[Stored data entries]
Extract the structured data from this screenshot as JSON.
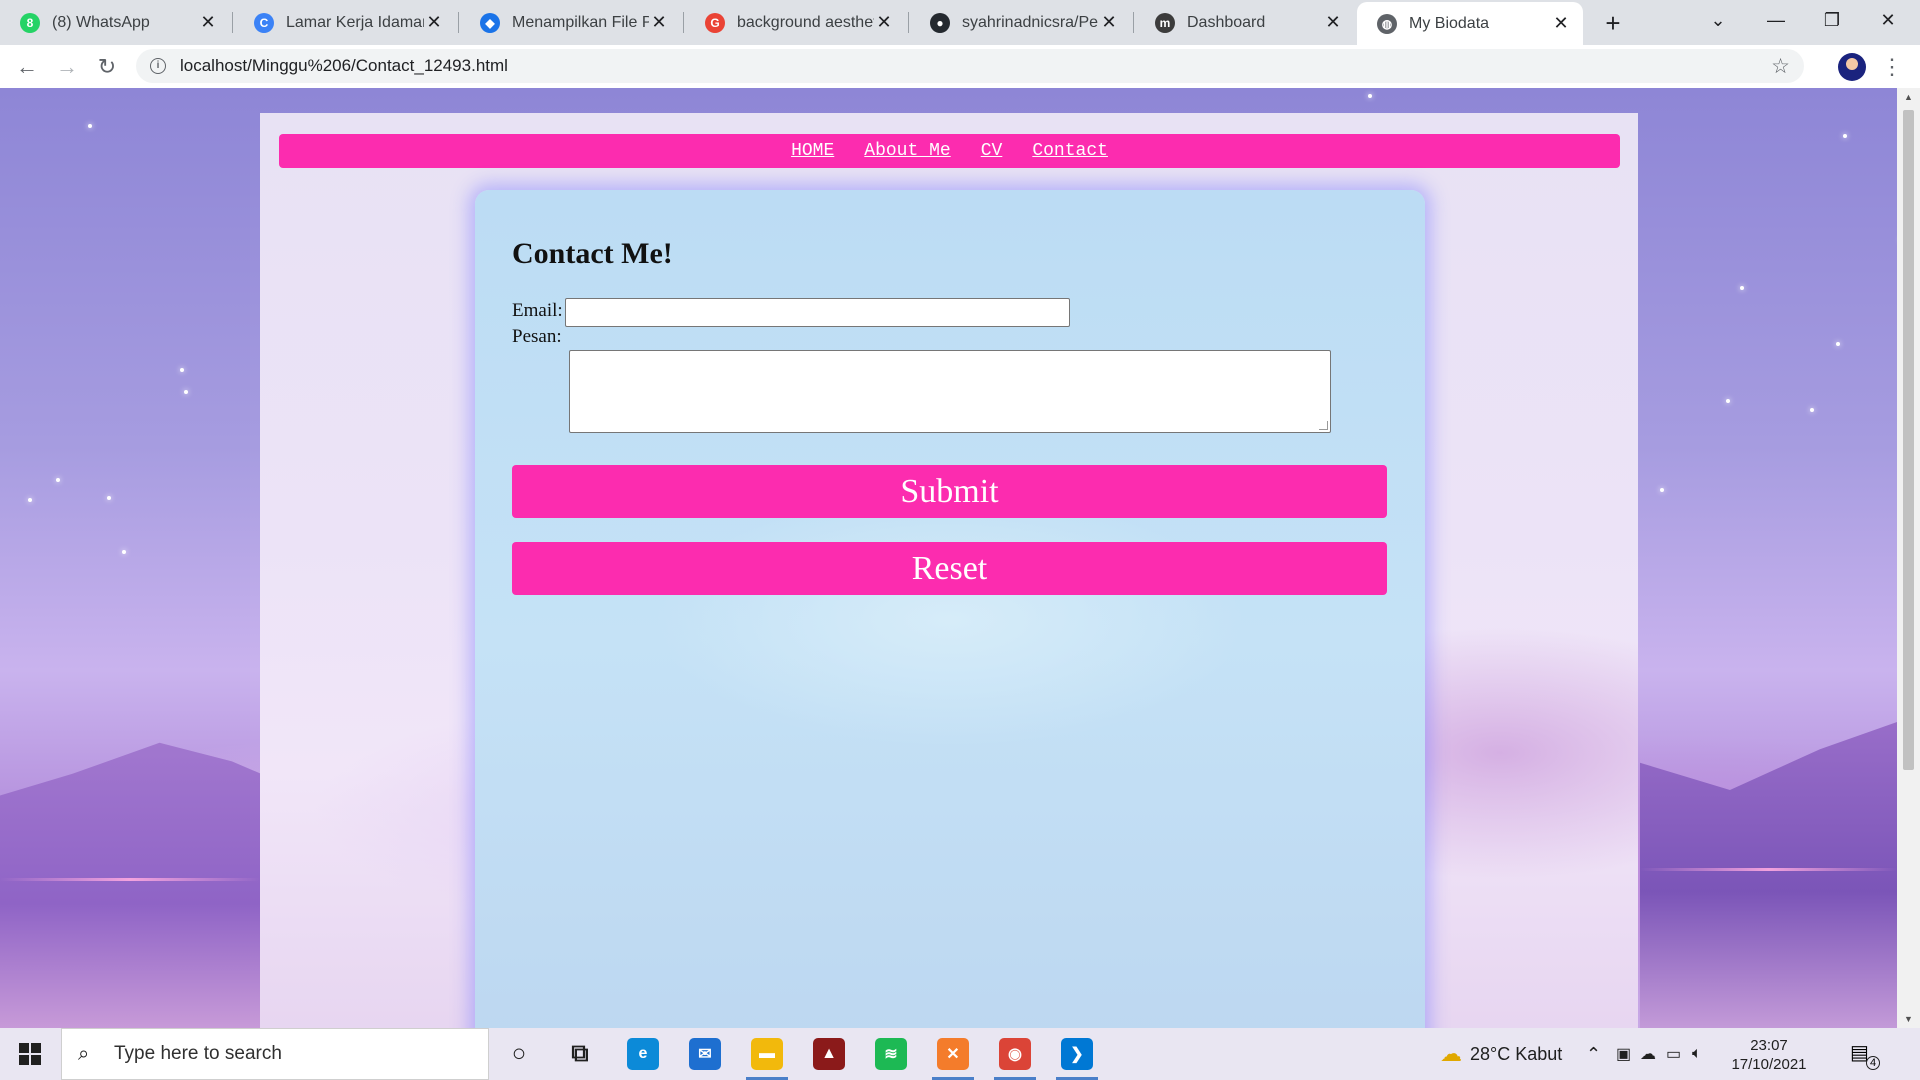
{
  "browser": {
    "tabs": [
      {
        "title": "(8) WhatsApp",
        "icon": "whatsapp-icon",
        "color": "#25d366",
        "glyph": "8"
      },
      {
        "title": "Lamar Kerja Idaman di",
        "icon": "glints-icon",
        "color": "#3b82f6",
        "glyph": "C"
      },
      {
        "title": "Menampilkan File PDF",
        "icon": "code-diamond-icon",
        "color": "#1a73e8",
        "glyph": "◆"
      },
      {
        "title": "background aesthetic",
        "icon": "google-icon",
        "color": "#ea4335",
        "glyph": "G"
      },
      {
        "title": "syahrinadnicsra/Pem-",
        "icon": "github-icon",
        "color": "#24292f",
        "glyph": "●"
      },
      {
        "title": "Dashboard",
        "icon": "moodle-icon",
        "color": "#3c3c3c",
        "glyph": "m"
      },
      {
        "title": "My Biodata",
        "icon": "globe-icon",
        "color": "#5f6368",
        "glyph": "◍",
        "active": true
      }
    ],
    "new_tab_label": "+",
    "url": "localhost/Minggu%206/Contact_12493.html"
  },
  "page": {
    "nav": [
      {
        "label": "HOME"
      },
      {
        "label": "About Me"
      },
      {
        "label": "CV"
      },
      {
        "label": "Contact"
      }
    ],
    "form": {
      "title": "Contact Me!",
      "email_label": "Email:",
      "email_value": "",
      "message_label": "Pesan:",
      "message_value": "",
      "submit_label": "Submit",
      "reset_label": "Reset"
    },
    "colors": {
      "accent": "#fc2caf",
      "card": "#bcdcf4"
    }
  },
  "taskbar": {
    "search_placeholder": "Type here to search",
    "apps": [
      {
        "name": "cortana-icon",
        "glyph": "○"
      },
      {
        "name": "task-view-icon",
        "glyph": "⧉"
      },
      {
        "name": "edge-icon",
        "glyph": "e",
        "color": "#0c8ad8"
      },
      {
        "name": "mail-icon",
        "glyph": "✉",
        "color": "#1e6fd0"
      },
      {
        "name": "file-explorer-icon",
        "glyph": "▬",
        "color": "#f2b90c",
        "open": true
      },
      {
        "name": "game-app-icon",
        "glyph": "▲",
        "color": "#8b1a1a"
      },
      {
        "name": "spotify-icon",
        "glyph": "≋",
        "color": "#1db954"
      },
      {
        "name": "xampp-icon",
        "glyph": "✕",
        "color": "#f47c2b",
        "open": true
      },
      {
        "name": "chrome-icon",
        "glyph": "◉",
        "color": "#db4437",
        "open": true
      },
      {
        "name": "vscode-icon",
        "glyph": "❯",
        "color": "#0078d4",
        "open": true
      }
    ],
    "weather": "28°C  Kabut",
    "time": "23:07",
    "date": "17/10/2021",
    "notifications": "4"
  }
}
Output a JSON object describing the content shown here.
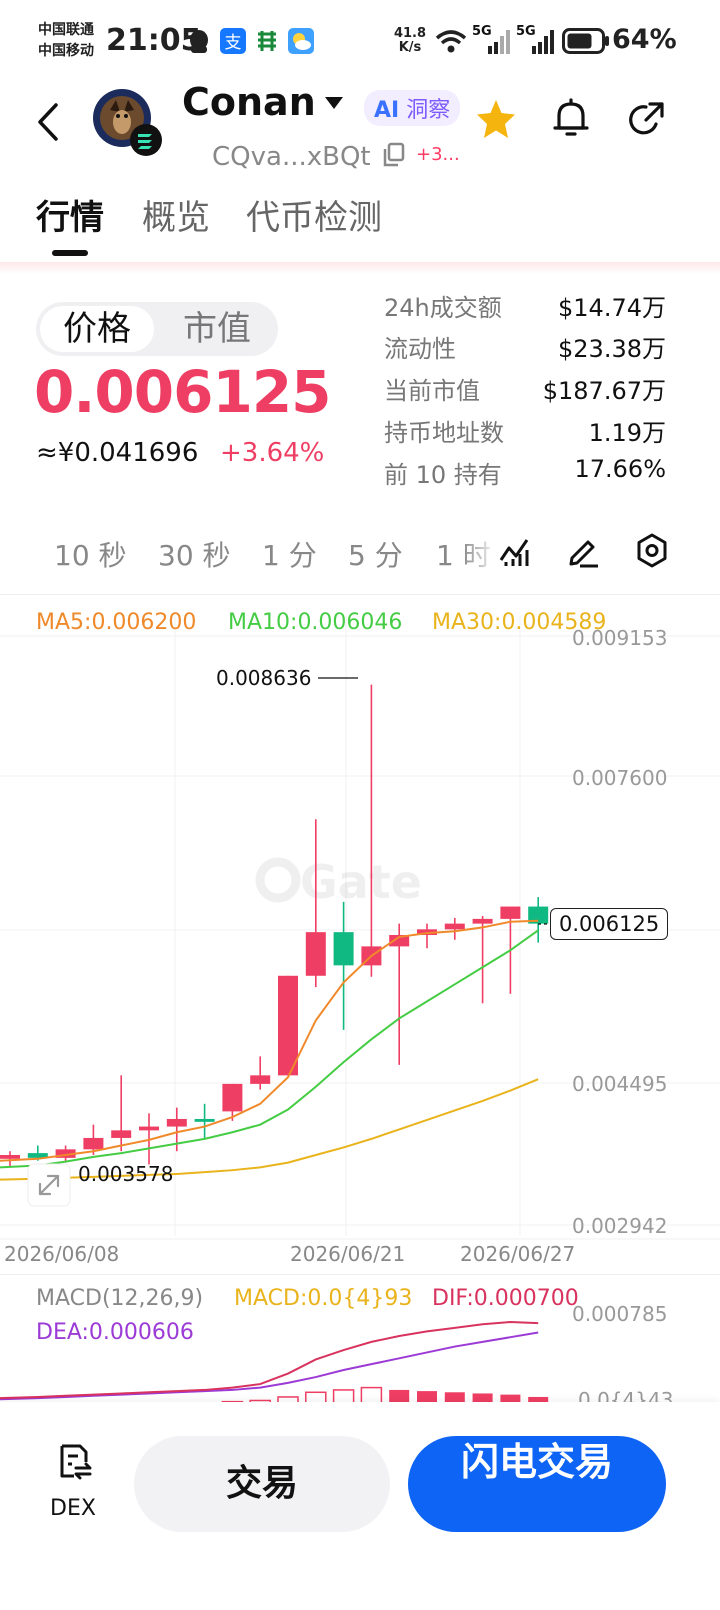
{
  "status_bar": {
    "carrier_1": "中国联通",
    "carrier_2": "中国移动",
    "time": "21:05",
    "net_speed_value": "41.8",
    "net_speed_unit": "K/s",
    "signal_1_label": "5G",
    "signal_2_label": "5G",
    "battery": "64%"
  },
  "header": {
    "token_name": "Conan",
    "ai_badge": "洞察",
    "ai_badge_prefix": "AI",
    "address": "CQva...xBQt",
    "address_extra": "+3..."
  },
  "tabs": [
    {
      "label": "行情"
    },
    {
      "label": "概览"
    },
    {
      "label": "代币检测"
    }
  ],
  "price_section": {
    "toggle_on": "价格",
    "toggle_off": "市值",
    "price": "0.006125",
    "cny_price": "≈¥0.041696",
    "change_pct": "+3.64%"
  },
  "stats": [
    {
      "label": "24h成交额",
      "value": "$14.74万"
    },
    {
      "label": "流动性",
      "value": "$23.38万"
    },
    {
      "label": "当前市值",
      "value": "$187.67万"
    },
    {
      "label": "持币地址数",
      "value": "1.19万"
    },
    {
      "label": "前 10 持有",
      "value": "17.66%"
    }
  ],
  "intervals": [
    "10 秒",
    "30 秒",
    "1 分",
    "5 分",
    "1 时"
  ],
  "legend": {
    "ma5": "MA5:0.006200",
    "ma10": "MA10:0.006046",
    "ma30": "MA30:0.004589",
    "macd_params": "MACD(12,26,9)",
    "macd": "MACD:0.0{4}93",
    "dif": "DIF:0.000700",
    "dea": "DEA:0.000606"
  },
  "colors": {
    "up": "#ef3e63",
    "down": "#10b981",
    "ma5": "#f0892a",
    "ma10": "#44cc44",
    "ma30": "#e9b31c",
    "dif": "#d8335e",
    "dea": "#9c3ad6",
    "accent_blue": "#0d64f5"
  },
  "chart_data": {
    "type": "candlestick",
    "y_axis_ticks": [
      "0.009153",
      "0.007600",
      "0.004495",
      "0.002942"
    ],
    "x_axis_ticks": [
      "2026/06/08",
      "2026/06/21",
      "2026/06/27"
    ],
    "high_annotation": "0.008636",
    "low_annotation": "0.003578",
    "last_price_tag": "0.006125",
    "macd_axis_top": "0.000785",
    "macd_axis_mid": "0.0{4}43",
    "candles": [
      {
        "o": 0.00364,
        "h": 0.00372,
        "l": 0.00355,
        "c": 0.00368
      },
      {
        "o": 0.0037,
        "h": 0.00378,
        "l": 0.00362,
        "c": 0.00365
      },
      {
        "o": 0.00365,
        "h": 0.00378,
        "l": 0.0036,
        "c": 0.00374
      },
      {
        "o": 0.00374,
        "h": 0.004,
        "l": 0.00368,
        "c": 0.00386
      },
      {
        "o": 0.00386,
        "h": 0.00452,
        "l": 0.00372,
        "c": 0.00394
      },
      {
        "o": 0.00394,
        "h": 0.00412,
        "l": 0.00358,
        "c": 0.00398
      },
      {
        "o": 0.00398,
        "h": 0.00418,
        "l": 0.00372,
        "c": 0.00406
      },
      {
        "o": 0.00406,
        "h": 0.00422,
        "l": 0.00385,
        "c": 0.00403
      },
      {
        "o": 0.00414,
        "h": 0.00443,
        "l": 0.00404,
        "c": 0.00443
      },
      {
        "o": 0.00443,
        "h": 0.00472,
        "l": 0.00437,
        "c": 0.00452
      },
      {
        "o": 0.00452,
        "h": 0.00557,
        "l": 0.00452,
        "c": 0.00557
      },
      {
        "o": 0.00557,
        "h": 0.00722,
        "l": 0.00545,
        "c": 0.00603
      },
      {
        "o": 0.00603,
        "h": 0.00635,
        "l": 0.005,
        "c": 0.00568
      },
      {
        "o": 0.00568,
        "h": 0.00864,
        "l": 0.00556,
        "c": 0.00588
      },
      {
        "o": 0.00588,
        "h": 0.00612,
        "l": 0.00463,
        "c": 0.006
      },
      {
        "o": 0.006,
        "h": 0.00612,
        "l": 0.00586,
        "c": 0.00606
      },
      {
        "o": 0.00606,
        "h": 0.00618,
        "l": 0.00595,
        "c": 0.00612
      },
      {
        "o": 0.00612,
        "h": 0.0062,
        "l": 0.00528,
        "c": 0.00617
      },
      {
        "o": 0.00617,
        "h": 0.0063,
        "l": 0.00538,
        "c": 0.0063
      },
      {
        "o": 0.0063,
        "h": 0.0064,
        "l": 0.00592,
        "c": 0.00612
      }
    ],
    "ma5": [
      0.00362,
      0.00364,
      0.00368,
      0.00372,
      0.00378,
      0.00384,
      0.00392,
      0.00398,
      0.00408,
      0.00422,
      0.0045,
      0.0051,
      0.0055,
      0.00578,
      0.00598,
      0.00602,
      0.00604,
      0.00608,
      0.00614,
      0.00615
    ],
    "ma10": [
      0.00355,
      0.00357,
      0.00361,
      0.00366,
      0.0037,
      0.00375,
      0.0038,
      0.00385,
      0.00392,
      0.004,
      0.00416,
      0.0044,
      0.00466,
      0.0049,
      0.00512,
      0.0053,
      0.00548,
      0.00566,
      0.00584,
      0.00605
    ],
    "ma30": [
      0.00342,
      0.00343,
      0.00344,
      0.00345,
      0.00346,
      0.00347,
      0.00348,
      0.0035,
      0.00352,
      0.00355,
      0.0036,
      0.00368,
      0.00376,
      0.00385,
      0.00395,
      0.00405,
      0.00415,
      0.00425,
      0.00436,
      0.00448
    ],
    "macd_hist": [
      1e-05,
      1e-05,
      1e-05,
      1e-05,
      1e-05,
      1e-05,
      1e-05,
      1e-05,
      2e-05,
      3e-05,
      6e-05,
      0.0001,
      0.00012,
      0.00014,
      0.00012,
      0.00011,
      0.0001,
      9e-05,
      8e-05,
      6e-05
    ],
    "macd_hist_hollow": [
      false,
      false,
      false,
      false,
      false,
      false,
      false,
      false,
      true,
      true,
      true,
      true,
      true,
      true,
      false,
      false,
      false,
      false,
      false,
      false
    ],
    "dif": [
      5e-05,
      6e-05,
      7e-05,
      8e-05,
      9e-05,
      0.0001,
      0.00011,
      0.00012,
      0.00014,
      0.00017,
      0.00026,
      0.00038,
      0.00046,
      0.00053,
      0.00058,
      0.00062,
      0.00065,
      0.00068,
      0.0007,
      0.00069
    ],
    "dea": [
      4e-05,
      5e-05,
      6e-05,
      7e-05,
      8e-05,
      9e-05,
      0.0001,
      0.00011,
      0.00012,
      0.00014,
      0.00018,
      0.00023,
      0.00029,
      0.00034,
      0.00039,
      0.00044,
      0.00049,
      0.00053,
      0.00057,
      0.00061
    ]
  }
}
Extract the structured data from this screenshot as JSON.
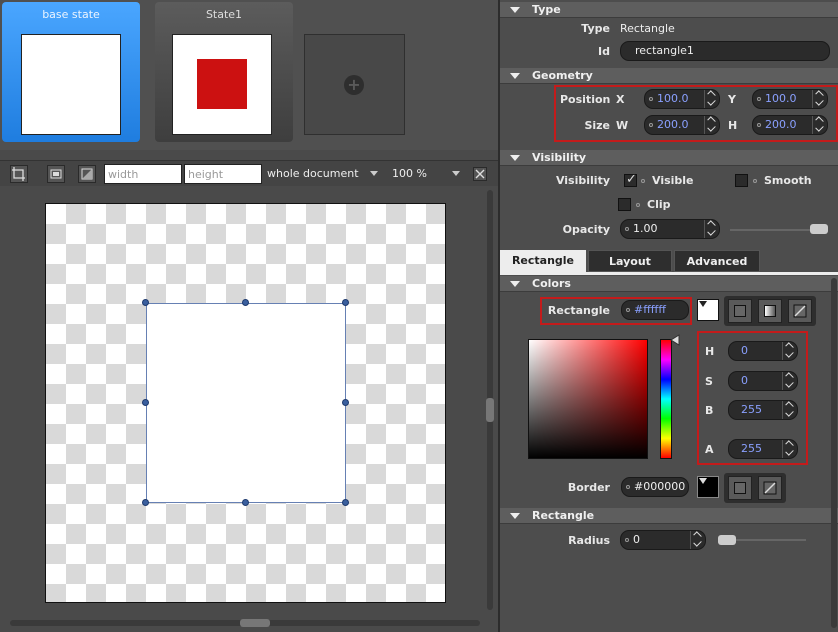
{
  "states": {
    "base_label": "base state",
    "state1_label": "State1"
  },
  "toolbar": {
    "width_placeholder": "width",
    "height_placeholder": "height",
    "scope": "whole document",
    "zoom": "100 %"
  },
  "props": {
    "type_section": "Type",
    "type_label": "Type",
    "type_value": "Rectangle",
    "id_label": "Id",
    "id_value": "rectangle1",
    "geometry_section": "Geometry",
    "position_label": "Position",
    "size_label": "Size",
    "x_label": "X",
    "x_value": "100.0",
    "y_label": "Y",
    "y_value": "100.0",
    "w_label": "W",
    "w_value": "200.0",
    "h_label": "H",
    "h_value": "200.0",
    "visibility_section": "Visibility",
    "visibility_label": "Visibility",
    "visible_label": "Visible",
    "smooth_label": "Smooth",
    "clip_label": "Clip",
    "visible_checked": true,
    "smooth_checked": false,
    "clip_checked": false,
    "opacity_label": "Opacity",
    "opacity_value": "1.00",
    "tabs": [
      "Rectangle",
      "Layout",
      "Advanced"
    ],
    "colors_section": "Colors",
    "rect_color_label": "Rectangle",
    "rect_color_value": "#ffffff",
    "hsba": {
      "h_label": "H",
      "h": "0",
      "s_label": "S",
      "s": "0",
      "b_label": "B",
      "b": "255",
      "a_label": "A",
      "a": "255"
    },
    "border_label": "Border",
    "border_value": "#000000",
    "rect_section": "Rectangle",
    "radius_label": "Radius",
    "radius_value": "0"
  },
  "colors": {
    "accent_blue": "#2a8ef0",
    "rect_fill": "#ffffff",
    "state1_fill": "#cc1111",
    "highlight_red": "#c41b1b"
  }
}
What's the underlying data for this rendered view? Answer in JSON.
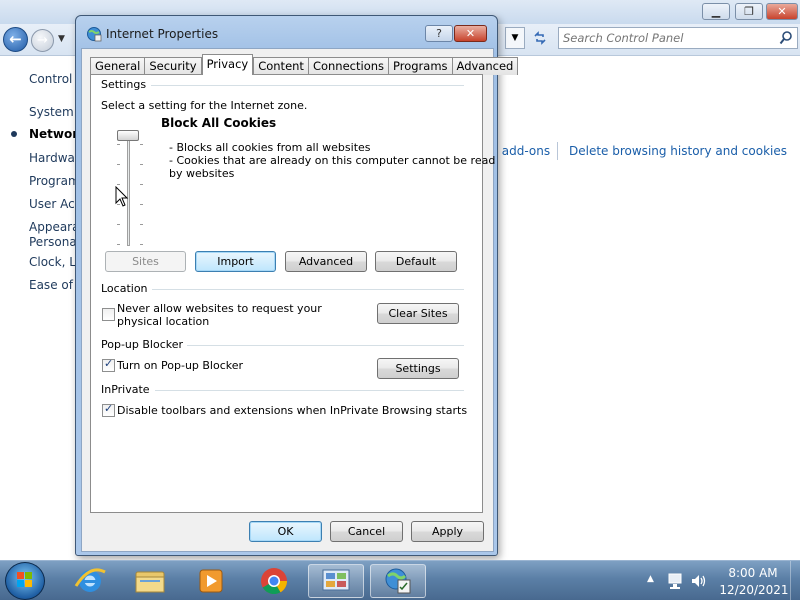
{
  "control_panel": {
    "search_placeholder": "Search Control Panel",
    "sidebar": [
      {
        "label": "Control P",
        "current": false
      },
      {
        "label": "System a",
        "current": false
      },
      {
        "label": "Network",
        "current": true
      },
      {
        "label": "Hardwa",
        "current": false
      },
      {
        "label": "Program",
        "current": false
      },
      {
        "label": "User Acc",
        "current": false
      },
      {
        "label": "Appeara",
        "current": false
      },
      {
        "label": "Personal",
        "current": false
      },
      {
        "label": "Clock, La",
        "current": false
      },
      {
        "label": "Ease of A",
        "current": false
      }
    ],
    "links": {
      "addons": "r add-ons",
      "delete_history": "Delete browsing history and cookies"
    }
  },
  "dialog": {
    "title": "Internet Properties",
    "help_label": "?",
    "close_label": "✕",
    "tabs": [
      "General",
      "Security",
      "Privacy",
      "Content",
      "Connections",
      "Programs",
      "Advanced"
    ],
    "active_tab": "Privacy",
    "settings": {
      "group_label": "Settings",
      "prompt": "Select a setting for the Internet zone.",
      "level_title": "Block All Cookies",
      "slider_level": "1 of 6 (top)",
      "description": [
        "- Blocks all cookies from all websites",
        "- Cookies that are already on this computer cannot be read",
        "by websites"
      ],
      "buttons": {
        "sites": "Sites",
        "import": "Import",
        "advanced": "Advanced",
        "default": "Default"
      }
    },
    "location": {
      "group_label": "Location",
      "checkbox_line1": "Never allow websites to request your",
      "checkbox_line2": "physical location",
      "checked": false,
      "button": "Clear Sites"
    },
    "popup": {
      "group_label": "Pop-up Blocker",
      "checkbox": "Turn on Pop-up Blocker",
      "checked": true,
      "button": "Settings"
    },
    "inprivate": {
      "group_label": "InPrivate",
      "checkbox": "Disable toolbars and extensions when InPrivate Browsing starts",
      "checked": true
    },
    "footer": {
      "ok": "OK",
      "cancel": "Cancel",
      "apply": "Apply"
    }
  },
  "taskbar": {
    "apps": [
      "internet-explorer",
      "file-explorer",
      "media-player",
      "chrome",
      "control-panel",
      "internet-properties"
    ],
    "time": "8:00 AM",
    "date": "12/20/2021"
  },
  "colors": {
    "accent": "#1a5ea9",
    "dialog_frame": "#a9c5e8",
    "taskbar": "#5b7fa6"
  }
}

> _The task_
Pick out every line above that holds the word "view" and copy it.

> _Response below_
        "name": "task-view-icon",
What's the underlying data for this rendered view? Answer in JSON.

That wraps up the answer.